• _REQUIREMENT 1_
In the baseball recap below, which pitcher was projected to face Kodai Koga?

• _ARTICLE_
■ ■ ■ ■ ■ ■ ■

The Coons took a 2 1/2 game lead into their final homestand of the season, facing the Baybirds for three games starting on Monday. San Francisco had a 4-2 lead in the season series despite being rather rotten overall, merely ninth in runs scored and giving up the most runs overall in the Continental League for a -86 run differential. They had the third-worst rotation and the worst bullpen by ERA, despite being named the second-best defense in the league, which refused to make any sense.

Projected matchups:
Jason Wheatley (12-9, 3.89 ERA) vs. Josh Doyle (1-4, 5.77 ERA)
Rafael de la Cruz (5-4, 3.73 ERA) vs. Kodai Koga (13-10, 3.84 ERA)
He Shui (16-8, 2.58 ERA) vs. Tony Martinez (4-6, 2.88 ERA)

We were scheduled a left-hander on Wednesday in the 34-year-old Martinez.

Game 1
SFB: RF Felix – 3B Hoogendoorn – 2B A. Montoya – 1B W. Gutierrez – C J. Ortiz – SS Peltier – LF M. Brown – CF Caban – P Doyle
POR: LF Crum – SS Lavorano – 1B Ramsay – C Gowin – CF Puckeridge – 3B Venegas – RF Cox – 2B Knight – P Wheatley

Wheats bled hits, didn’t get a K the first time through, and instead gave up a run in the third inning on Jorge Felix’ triple and Adam Hoogendoorn’s single to center, and then a solo homer to Jorge Ortiz in the fourth inning. It didn’t get any better in the fifth inning with a leadoff walk to the opposing pitcher, and then an RBI triple in the left-center gap for Hoogendoorn. The Raccoons had absolutely nothing. Venegas’ single the first time through was the only hit through five innings, and they couldn’t score with walks issued to Venegas and Cox in the fifth inning, either. Lonzo hit a leadoff single in the bottom 6th, but was doubled off by Ramsay. Portland had another Venegas single in the seventh, and the Baybirds had two home runs in the eighth; solo shots by Ortiz off Sather, and Adam Peltier off Luke Ostler. 5-0 Bayhawks. Venegas 2-2;

The Elks beat the Aces, 3-2, reducing the gap to a game and a half. I remained calm and built a pillow fort to defend our first place with my life and Honeypaws’ if necessary.

■ ■ ■ ■ ■ ■ ■

• _REQUIREMENT 2_
From the rows below, collect every line that contains the word "dari".

■ ■ ■ ■ ■ ■ ■

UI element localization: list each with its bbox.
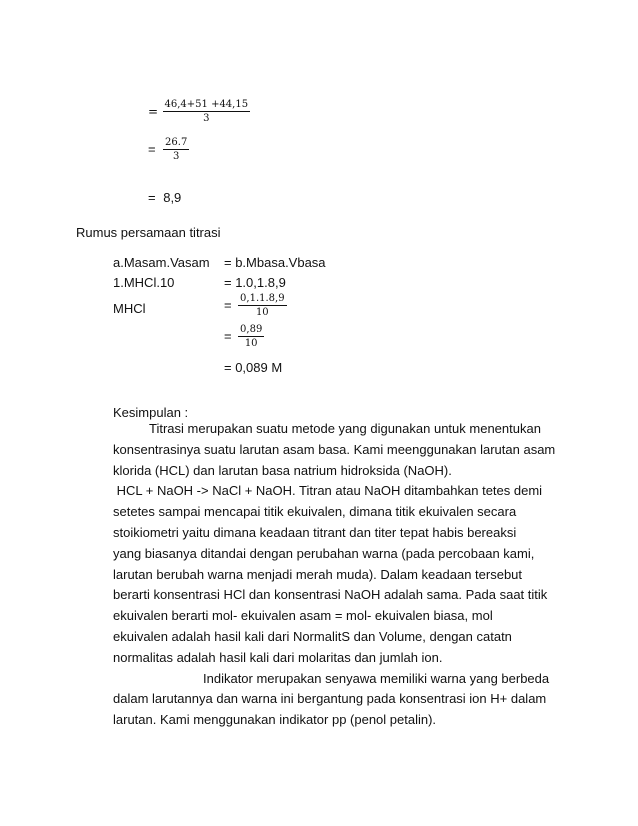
- fraction: [163, 137, 189, 162]
- paragraph-line: konsentrasinya suatu larutan asam basa. Kami meenggunakan larutan asam: [113, 441, 556, 457]
- paragraph-line: dalam larutannya dan warna ini bergantung pada konsentrasi ion H+ dalam: [113, 691, 547, 707]
- fraction-numerator: 46,4+51 +44,15: [164, 99, 249, 110]
- formula-row3-right: [224, 293, 287, 318]
- fraction-denominator: 3: [203, 113, 210, 124]
- equals-sign: =: [148, 141, 156, 157]
- paragraph-line: Indikator merupakan senyawa memiliki warna yang berbeda: [203, 670, 550, 686]
- equals-sign: =: [148, 104, 159, 119]
- formula-result: = 0,089 M: [224, 360, 283, 375]
- paragraph-line: ekuivalen adalah hasil kali dari NormalitS dan Volume, dengan catatn: [113, 628, 512, 644]
- paragraph-line: Titrasi merupakan suatu metode yang digunakan untuk menentukan: [149, 421, 541, 436]
- calc-line-3: [148, 190, 181, 206]
- formula-row1-right: = b.Mbasa.Vbasa: [224, 255, 326, 270]
- paragraph-line: klorida (HCL) dan larutan basa natrium hidroksida (NaOH).: [113, 462, 452, 478]
- fraction-denominator: 10: [244, 338, 258, 349]
- fraction-numerator: 26.7: [165, 137, 188, 148]
- paragraph-line: setetes sampai mencapai titik ekuivalen, dimana titik ekuivalen secara: [113, 504, 517, 520]
- paragraph-line: ekuivalen berarti mol- ekuivalen asam = mol- ekuivalen biasa, mol: [113, 608, 493, 624]
- paragraph-line: berarti konsentrasi HCl dan konsentrasi NaOH adalah sama. Pada saat titik: [113, 587, 548, 603]
- formula-row2-left: 1.MHCl.10: [113, 275, 175, 290]
- equals-sign: =: [224, 297, 232, 313]
- fraction-denominator: 3: [172, 151, 180, 162]
- conclusion-paragraph: [113, 419, 555, 731]
- paragraph-line: HCL + NaOH -> NaCl + NaOH. Titran atau NaOH ditambahkan tetes demi: [113, 483, 543, 499]
- fraction-numerator: 0,1.1.8,9: [240, 293, 285, 304]
- fraction: [163, 99, 251, 124]
- equals-sign: =: [224, 328, 232, 344]
- paragraph-line: normalitas adalah hasil kali dari molaritas dan jumlah ion.: [113, 649, 443, 665]
- equals-sign: =: [148, 190, 156, 205]
- paragraph-line: larutan. Kami menggunakan indikator pp (penol petalin).: [113, 712, 437, 728]
- paragraph-line: stoikiometri yaitu dimana keadaan titrant dan titer tepat habis bereaksi: [113, 524, 517, 540]
- calc-line-1: [148, 99, 250, 124]
- formula-row4: [224, 324, 264, 349]
- paragraph-line: yang biasanya ditandai dengan perubahan warna (pada percobaan kami,: [113, 545, 535, 561]
- calc-line-2: [148, 137, 189, 162]
- formula-row2-right: = 1.0,1.8,9: [224, 275, 286, 290]
- fraction-denominator: 10: [255, 307, 269, 318]
- calc-result: 8,9: [163, 190, 182, 205]
- fraction: [238, 293, 287, 318]
- fraction: [238, 324, 264, 349]
- fraction-numerator: 0,89: [240, 324, 263, 335]
- formula-row1-left: a.Masam.Vasam: [113, 255, 210, 270]
- formula-row3-left: MHCl: [113, 301, 146, 316]
- paragraph-line: larutan berubah warna menjadi merah muda). Dalam keadaan tersebut: [113, 566, 523, 582]
- section-heading: Rumus persamaan titrasi: [76, 225, 221, 240]
- conclusion-title: Kesimpulan :: [113, 405, 189, 420]
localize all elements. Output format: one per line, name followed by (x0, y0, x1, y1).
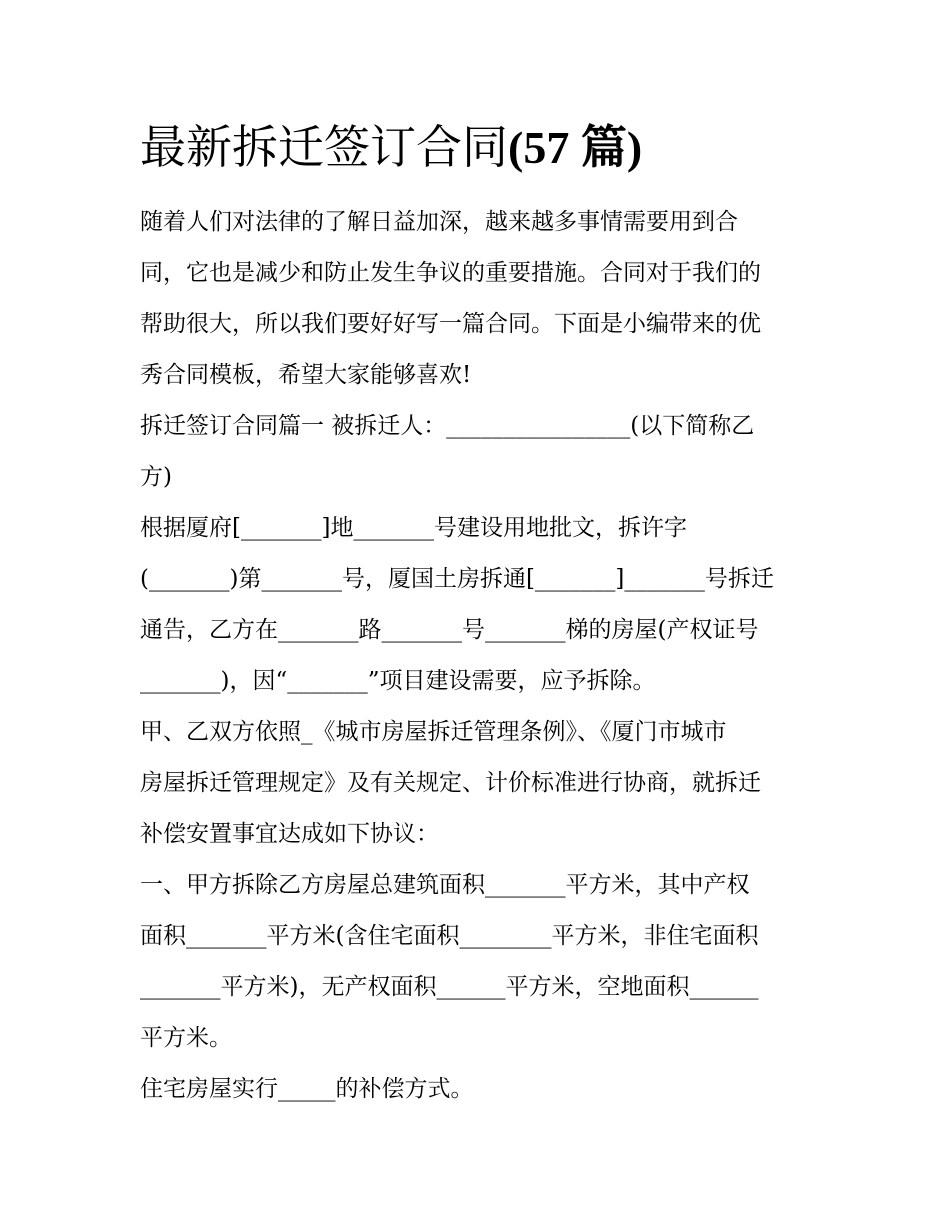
body-line: 根据厦府[_______]地_______号建设用地批文，拆许字 (140, 515, 687, 541)
document-body (140, 197, 820, 1115)
body-line: _______平方米)，无产权面积______平方米，空地面积______ (140, 974, 759, 1000)
body-line: 秀合同模板，希望大家能够喜欢! (140, 362, 472, 388)
body-line: 补偿安置事宜达成如下协议： (140, 821, 439, 847)
title-main-text: 最新拆迁签订合同 (140, 120, 508, 174)
title-count-text: (57 篇) (508, 122, 643, 173)
body-line: 房屋拆迁管理规定》及有关规定、计价标准进行协商，就拆迁 (140, 770, 761, 796)
body-line: (_______)第_______号，厦国土房拆通[_______]_______号拆迁 (140, 566, 774, 592)
body-line: 帮助很大，所以我们要好好写一篇合同。下面是小编带来的优 (140, 311, 761, 337)
body-line: 一、甲方拆除乙方房屋总建筑面积_______平方米，其中产权 (140, 872, 750, 898)
body-line: _______)，因“_______”项目建设需要，应予拆除。 (140, 668, 656, 694)
body-line: 拆迁签订合同篇一 被拆迁人：________________(以下简称乙 (140, 413, 755, 439)
body-line: 甲、乙双方依照_《城市房屋拆迁管理条例》、《厦门市城市 (140, 719, 727, 745)
body-line: 方) (140, 464, 172, 490)
body-line: 随着人们对法律的了解日益加深，越来越多事情需要用到合 (140, 209, 738, 235)
body-line: 面积_______平方米(含住宅面积________平方米，非住宅面积 (140, 923, 759, 949)
body-line: 同，它也是减少和防止发生争议的重要措施。合同对于我们的 (140, 260, 761, 286)
body-line: 住宅房屋实行_____的补偿方式。 (140, 1076, 474, 1102)
document-title (140, 112, 642, 183)
body-line: 通告，乙方在_______路_______号_______梯的房屋(产权证号 (140, 617, 759, 643)
body-line: 平方米。 (140, 1025, 232, 1051)
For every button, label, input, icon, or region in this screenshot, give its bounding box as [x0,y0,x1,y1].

■ ■ ■ ■ ■ ■ ■

• _TASK OUTPUT 1_
Rafael de la Cruz

• _TASK OUTPUT 2_
- paragraph-line: ekuivalen adalah hasil kali dari NormalitS dan Volume, dengan catatn: [113, 628, 512, 644]
- paragraph-line: normalitas adalah hasil kali dari molaritas dan jumlah ion.: [113, 649, 443, 665]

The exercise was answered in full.